- _YOUR INSTRUCTIONS_: Which lines in the records below contain the word "Average"? Copy each of them.

(Dataset excerpt)
========================================

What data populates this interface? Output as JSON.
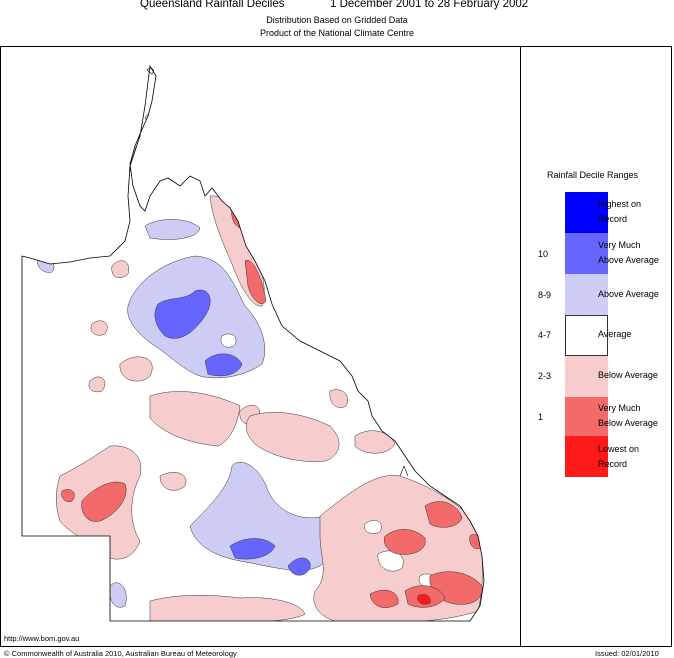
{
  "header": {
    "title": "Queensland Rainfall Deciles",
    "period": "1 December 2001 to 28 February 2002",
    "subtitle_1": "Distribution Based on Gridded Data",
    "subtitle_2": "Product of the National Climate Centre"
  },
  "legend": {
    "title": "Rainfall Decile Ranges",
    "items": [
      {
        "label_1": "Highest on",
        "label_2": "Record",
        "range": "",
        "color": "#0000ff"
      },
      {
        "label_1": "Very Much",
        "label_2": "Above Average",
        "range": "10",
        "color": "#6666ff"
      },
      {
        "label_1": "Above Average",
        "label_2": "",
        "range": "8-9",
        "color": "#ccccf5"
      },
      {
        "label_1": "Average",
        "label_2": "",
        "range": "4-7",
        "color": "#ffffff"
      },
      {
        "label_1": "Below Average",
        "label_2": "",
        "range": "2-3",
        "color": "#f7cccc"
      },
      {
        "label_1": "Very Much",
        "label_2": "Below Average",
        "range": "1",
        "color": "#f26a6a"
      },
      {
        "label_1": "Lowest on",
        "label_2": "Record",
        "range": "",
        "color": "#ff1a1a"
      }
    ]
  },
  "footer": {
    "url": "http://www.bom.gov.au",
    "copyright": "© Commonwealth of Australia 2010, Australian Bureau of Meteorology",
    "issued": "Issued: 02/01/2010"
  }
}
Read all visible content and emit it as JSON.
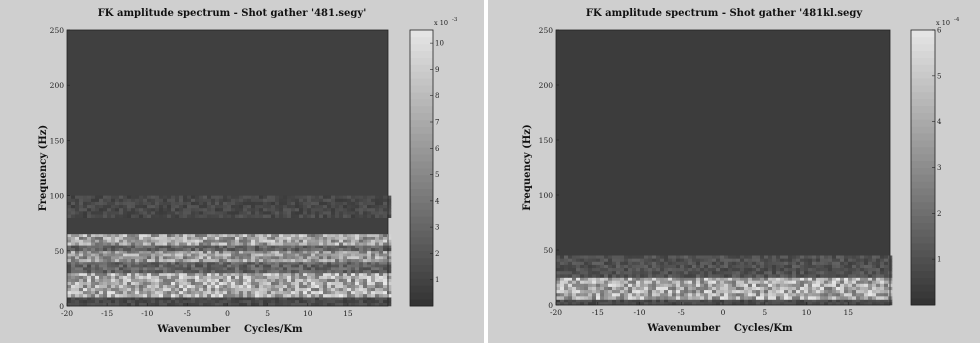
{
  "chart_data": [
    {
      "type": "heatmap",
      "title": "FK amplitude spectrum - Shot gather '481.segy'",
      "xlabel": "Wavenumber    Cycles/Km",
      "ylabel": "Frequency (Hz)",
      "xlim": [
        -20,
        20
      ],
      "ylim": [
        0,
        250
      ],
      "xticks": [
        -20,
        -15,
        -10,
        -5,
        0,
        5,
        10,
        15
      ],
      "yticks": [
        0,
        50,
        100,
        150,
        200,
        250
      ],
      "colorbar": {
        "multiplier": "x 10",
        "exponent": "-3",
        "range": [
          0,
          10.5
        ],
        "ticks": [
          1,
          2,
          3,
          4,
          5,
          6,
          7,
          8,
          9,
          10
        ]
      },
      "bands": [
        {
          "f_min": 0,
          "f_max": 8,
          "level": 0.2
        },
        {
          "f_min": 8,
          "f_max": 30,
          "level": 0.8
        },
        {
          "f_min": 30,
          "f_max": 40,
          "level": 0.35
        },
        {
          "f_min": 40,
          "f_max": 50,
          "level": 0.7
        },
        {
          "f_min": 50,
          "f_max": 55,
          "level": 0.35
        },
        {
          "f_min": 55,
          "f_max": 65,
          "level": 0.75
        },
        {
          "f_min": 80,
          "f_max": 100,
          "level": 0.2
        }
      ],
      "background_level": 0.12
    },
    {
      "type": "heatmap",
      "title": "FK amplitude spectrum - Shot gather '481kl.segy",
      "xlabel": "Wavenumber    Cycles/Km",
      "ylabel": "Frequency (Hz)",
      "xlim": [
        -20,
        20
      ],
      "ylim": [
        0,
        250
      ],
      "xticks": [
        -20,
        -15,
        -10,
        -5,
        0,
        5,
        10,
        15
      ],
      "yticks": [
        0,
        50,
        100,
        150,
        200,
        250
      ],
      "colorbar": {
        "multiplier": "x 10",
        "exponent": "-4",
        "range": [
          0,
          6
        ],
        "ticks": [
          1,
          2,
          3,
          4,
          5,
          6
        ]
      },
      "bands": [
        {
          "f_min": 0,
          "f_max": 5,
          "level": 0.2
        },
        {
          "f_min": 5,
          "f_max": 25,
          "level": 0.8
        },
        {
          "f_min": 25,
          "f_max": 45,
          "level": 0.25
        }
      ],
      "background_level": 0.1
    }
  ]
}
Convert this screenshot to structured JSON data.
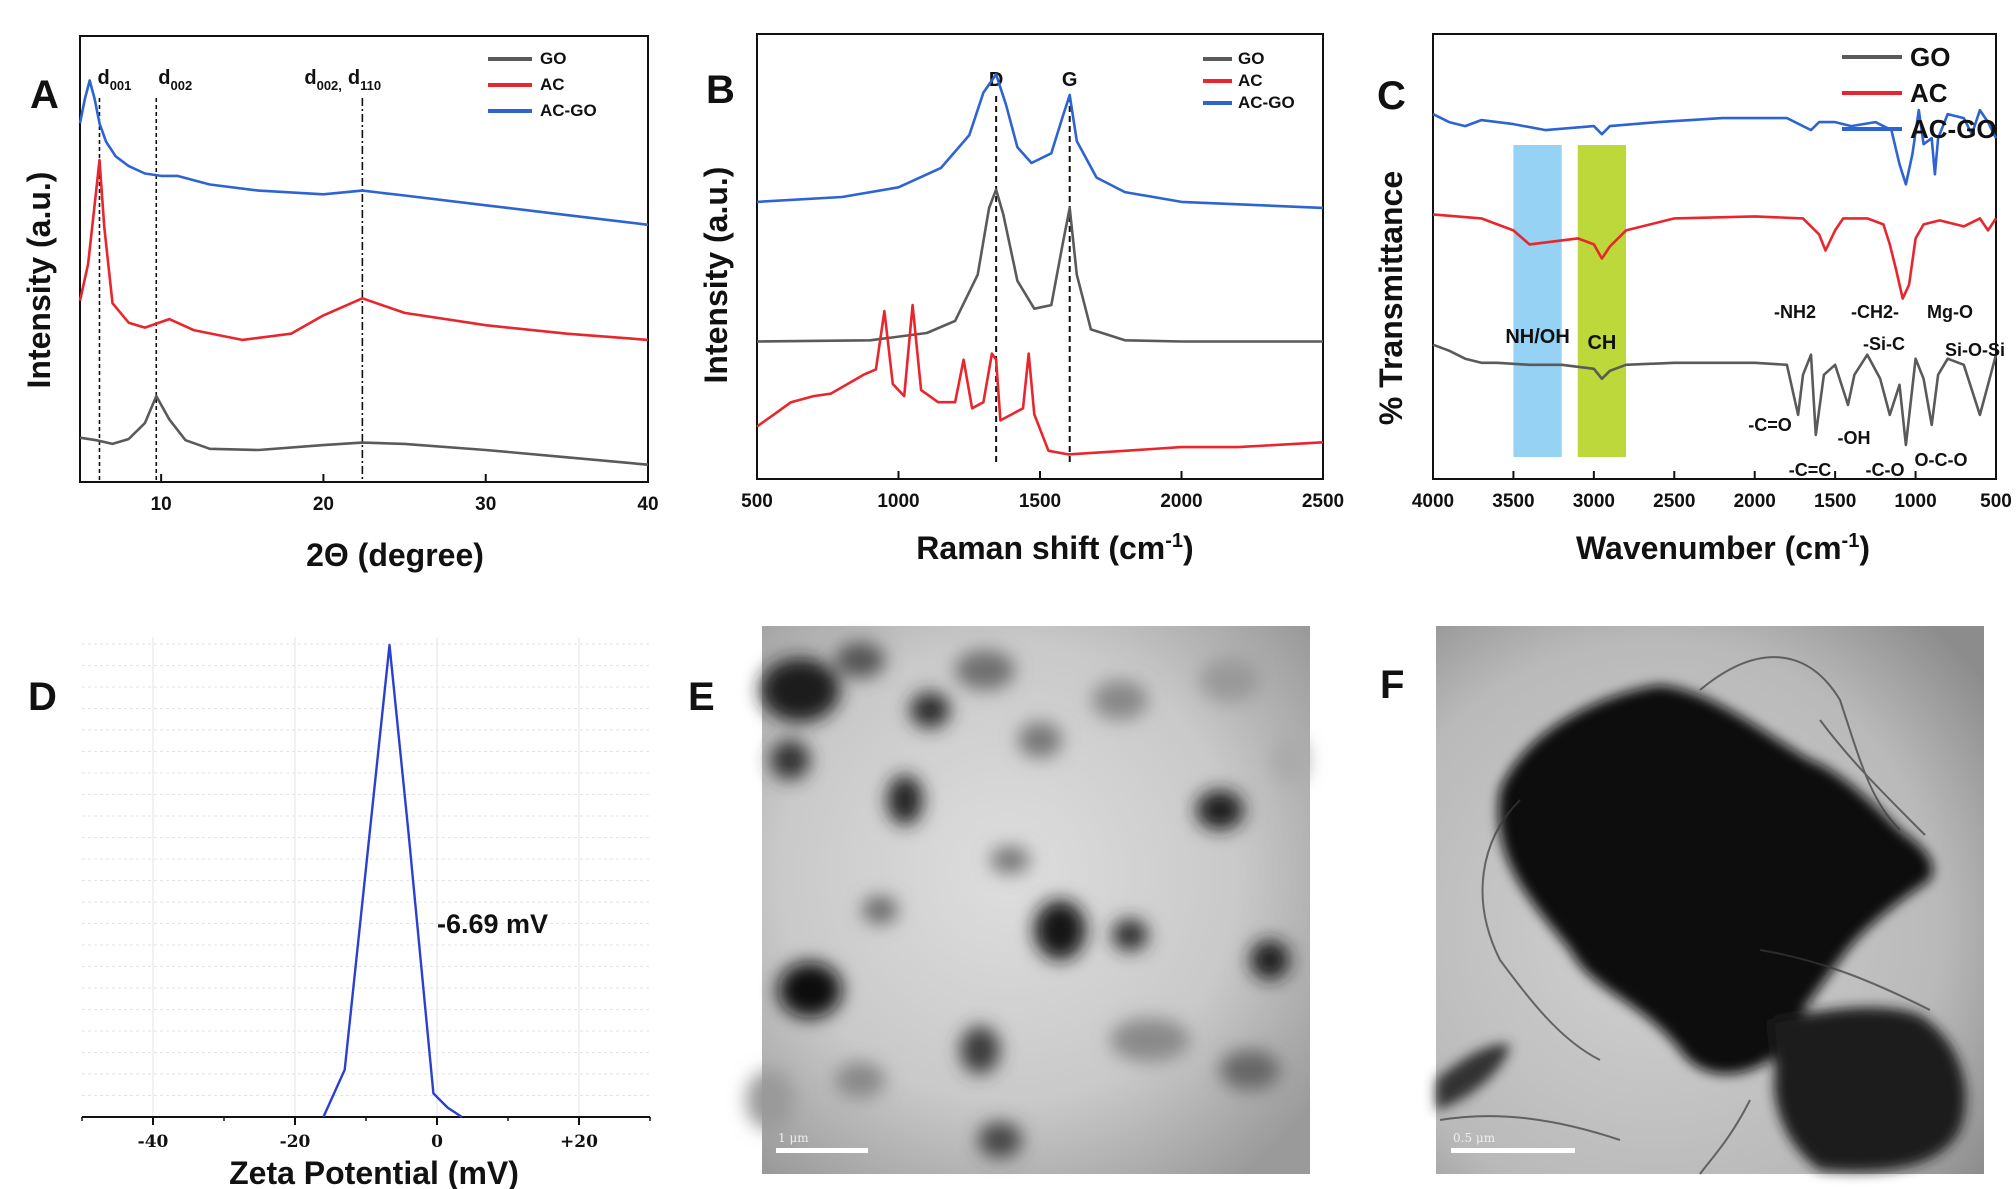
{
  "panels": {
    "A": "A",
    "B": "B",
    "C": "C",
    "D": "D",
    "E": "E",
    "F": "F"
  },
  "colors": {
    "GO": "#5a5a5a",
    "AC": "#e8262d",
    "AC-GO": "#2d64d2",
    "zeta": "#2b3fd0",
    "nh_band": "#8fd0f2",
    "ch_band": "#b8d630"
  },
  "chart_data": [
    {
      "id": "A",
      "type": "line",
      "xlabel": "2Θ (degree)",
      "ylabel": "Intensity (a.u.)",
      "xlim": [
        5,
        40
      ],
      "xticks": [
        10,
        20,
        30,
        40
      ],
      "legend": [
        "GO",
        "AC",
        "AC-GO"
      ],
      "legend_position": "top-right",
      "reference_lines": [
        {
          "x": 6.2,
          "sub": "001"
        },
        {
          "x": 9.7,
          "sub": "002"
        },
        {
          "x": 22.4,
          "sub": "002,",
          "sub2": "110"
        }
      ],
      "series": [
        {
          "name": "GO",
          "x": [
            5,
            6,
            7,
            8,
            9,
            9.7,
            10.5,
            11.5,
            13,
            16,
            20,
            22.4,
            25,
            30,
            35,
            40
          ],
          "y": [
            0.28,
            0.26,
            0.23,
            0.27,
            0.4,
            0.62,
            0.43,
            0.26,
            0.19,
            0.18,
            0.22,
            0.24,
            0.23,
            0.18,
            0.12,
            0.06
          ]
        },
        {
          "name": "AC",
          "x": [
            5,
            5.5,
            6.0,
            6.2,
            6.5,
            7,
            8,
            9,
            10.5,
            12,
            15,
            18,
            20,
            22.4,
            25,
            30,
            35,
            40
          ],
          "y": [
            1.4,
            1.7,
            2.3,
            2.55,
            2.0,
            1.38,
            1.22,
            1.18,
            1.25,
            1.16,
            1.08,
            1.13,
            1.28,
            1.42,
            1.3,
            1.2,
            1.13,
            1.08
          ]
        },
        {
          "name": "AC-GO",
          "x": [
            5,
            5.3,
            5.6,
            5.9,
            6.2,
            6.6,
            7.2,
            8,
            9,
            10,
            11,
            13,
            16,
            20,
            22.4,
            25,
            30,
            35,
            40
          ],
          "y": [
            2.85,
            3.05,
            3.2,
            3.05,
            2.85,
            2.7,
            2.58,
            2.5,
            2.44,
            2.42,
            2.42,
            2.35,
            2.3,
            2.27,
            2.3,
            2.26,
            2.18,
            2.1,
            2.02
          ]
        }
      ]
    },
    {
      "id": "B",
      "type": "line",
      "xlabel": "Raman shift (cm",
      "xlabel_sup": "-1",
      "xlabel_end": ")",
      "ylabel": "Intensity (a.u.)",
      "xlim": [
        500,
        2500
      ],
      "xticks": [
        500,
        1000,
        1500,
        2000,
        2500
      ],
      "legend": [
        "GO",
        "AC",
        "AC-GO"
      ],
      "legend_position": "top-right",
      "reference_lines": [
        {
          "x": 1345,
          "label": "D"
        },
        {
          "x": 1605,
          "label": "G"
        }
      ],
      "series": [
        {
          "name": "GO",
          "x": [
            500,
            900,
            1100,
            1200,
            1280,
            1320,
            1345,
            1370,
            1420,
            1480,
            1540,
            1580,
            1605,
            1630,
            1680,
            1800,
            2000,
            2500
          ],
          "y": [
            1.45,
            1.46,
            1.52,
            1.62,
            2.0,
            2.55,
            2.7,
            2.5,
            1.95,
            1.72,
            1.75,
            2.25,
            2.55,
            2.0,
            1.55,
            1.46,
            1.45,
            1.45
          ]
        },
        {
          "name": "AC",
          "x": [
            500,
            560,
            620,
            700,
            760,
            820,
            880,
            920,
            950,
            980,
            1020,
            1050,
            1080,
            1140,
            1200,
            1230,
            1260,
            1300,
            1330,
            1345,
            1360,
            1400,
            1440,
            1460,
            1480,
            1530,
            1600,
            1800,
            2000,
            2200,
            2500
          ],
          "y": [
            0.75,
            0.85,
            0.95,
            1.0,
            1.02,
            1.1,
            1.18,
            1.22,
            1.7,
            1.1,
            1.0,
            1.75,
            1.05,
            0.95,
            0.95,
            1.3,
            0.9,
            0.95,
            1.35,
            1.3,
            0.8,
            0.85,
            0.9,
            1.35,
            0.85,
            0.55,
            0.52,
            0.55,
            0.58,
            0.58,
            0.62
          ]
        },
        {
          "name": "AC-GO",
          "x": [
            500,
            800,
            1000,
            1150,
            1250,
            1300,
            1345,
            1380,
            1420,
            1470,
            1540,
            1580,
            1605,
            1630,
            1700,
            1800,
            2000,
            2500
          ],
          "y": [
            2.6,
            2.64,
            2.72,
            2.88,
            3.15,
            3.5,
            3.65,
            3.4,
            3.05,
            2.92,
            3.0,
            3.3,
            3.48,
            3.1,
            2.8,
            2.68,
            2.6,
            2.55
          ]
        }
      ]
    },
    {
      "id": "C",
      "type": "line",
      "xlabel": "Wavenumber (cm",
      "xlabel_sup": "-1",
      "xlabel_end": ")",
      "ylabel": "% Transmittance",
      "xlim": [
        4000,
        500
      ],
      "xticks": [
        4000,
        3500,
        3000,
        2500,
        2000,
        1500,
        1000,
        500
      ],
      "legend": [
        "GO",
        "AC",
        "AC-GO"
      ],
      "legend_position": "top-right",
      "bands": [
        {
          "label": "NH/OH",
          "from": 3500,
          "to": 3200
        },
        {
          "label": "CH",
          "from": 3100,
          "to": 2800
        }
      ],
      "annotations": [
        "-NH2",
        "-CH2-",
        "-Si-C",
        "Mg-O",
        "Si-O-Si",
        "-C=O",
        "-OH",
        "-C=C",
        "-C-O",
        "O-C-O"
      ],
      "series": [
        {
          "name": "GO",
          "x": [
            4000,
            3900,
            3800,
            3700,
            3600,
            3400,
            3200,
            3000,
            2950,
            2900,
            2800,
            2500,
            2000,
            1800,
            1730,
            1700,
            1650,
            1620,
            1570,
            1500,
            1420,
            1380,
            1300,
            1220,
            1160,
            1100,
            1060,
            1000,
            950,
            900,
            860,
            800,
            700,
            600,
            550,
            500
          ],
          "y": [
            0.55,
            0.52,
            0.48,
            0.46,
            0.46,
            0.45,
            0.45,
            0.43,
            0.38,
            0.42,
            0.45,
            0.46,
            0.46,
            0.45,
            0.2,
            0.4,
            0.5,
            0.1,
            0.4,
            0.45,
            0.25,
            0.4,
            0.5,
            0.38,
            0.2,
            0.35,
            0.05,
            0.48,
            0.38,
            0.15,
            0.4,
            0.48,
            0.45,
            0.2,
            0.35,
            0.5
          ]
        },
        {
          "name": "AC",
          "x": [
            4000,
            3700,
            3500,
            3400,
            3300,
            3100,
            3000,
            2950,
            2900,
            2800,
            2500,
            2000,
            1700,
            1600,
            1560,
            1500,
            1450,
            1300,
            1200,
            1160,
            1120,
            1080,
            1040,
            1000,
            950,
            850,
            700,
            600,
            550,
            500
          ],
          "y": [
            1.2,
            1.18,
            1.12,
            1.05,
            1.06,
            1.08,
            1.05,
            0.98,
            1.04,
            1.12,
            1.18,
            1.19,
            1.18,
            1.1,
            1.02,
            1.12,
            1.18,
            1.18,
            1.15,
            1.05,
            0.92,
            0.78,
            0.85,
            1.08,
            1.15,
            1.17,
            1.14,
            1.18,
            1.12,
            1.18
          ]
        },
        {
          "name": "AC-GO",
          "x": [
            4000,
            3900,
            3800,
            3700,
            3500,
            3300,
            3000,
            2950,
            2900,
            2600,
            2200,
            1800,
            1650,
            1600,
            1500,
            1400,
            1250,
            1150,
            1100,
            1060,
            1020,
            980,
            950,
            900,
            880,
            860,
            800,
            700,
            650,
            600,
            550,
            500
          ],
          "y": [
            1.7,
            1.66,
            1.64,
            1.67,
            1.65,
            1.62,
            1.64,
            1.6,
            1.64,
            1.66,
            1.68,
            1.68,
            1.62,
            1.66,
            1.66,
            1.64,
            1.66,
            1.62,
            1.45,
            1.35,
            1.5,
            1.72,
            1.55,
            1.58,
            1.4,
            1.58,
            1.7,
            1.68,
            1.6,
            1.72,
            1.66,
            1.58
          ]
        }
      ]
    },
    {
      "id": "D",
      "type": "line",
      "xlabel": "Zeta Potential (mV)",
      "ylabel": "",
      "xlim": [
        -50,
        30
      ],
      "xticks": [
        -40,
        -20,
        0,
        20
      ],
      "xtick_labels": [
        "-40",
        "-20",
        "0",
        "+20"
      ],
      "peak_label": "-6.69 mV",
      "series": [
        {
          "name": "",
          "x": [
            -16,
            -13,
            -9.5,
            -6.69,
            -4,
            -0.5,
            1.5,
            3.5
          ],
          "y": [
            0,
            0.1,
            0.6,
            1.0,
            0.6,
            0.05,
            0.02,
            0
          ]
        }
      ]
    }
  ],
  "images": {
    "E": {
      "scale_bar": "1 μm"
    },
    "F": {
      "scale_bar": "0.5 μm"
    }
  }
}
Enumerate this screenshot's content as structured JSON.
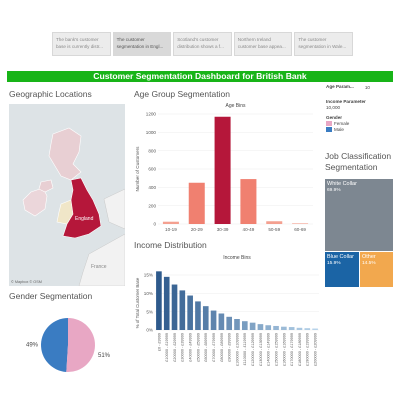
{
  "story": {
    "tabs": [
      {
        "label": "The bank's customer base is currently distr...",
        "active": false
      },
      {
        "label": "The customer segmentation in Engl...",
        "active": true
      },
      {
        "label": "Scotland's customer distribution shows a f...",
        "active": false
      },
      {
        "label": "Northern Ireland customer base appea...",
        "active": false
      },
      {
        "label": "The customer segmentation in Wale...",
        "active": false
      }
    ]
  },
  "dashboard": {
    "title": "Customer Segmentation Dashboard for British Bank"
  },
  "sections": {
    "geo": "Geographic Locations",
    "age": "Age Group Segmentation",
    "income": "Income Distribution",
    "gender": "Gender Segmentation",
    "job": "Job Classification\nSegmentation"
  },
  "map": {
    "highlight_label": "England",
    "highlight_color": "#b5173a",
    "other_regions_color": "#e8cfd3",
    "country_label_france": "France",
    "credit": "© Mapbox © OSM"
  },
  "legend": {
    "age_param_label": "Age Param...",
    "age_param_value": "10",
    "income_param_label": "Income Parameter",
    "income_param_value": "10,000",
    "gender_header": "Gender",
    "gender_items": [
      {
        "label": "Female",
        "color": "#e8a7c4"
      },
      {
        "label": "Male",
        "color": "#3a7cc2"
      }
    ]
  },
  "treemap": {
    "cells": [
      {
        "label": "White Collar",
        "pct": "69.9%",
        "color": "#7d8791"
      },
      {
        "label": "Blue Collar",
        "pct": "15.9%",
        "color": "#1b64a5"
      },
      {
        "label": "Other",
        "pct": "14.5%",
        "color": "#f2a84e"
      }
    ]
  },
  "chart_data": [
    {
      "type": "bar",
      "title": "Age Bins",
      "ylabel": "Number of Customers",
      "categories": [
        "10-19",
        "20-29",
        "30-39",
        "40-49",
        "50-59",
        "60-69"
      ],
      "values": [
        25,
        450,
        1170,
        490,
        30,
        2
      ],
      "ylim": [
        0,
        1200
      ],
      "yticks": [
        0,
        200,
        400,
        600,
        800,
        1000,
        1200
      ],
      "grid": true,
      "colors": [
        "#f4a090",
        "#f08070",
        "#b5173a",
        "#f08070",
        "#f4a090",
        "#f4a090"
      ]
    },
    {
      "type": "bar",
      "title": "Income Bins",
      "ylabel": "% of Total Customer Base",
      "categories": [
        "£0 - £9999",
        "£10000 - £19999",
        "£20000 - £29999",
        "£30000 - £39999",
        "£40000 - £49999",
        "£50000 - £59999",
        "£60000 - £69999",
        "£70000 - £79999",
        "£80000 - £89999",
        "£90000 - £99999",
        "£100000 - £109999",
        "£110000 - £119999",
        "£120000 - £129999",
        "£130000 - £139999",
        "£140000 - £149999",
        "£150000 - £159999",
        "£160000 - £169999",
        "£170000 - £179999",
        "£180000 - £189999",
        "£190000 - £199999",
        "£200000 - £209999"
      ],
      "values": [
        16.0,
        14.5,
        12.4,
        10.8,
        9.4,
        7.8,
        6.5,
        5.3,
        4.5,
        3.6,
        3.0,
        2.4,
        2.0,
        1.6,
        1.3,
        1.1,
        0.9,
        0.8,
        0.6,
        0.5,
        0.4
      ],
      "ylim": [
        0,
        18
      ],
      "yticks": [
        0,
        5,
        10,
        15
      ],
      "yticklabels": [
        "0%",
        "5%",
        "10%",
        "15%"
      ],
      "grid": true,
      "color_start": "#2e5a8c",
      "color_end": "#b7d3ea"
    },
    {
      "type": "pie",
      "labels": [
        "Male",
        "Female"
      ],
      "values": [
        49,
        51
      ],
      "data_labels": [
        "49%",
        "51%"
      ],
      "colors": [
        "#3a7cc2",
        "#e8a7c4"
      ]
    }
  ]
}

========================================

- _SOLUTION FOR THIS TASK_:
        "label_2": "Above Average",
        "label_1": "Above Average",
        "label_1": "Average",
        "label_1": "Below Average",
        "label_2": "Below Average",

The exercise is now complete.